Lines from the records below that contain the word "subtitle" are to be copied out.

(Dataset items)
┌──

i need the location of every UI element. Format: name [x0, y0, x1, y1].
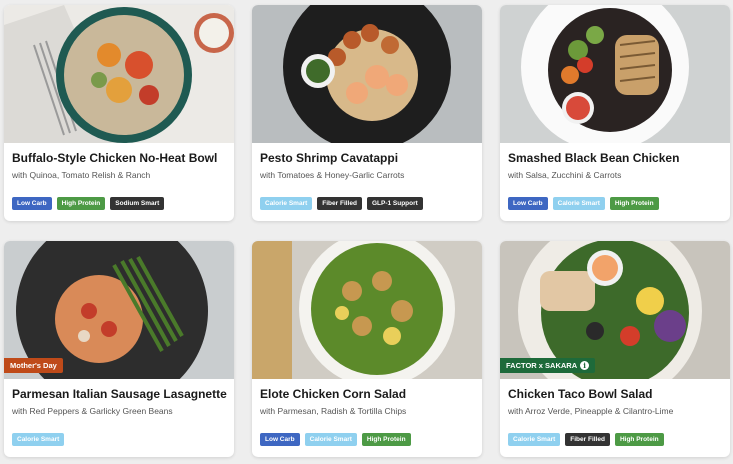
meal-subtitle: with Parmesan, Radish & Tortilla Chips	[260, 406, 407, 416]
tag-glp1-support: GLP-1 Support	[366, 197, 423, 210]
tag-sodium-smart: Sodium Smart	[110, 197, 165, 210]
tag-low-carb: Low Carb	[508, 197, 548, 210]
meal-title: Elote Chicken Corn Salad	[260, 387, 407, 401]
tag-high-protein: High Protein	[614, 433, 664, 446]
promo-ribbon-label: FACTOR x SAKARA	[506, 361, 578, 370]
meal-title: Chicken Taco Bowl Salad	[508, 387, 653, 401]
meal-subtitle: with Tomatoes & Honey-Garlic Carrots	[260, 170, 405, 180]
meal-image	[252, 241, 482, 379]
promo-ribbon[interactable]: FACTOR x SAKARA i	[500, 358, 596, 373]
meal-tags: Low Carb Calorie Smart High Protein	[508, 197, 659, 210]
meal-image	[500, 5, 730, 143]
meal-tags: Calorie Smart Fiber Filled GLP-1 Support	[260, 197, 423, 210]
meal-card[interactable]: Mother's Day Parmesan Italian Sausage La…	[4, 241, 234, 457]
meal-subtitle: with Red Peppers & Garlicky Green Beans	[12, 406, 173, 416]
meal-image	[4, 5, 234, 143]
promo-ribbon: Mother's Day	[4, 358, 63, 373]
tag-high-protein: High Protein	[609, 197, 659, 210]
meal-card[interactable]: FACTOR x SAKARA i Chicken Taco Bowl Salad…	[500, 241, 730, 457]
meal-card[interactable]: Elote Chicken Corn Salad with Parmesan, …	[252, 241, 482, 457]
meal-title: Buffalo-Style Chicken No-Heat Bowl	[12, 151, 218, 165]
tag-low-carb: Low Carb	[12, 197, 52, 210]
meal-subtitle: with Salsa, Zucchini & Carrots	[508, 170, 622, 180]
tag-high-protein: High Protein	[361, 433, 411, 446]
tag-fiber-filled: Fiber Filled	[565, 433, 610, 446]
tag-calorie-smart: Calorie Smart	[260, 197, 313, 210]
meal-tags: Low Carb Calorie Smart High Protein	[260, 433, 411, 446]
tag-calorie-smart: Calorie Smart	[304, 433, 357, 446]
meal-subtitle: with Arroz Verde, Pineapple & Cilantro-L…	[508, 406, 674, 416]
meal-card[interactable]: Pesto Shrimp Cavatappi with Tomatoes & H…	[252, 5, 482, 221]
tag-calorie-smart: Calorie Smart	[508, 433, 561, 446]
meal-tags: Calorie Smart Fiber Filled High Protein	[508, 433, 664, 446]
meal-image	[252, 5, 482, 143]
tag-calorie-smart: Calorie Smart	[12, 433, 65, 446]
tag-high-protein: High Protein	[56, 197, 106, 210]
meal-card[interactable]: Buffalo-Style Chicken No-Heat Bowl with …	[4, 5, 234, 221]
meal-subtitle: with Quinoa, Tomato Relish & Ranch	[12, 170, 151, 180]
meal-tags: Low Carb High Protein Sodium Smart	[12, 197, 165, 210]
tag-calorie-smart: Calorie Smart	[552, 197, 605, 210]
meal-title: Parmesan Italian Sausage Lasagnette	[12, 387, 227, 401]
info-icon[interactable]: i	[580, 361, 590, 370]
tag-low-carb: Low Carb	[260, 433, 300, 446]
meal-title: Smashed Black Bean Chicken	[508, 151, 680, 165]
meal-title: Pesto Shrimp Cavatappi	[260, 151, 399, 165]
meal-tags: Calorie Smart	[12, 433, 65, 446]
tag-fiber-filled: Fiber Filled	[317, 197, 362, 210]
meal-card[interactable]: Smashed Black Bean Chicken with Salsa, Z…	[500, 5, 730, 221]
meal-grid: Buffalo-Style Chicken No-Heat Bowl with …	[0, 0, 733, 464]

└──

**Response to this task**
meal-subtitle: with Parmesan, Radish & Tortilla Chips	[260, 406, 407, 416]
meal-subtitle: with Tomatoes & Honey-Garlic Carrots	[260, 170, 405, 180]
meal-subtitle: with Red Peppers & Garlicky Green Beans	[12, 406, 173, 416]
meal-subtitle: with Salsa, Zucchini & Carrots	[508, 170, 622, 180]
meal-subtitle: with Arroz Verde, Pineapple & Cilantro-L…	[508, 406, 674, 416]
meal-subtitle: with Quinoa, Tomato Relish & Ranch	[12, 170, 151, 180]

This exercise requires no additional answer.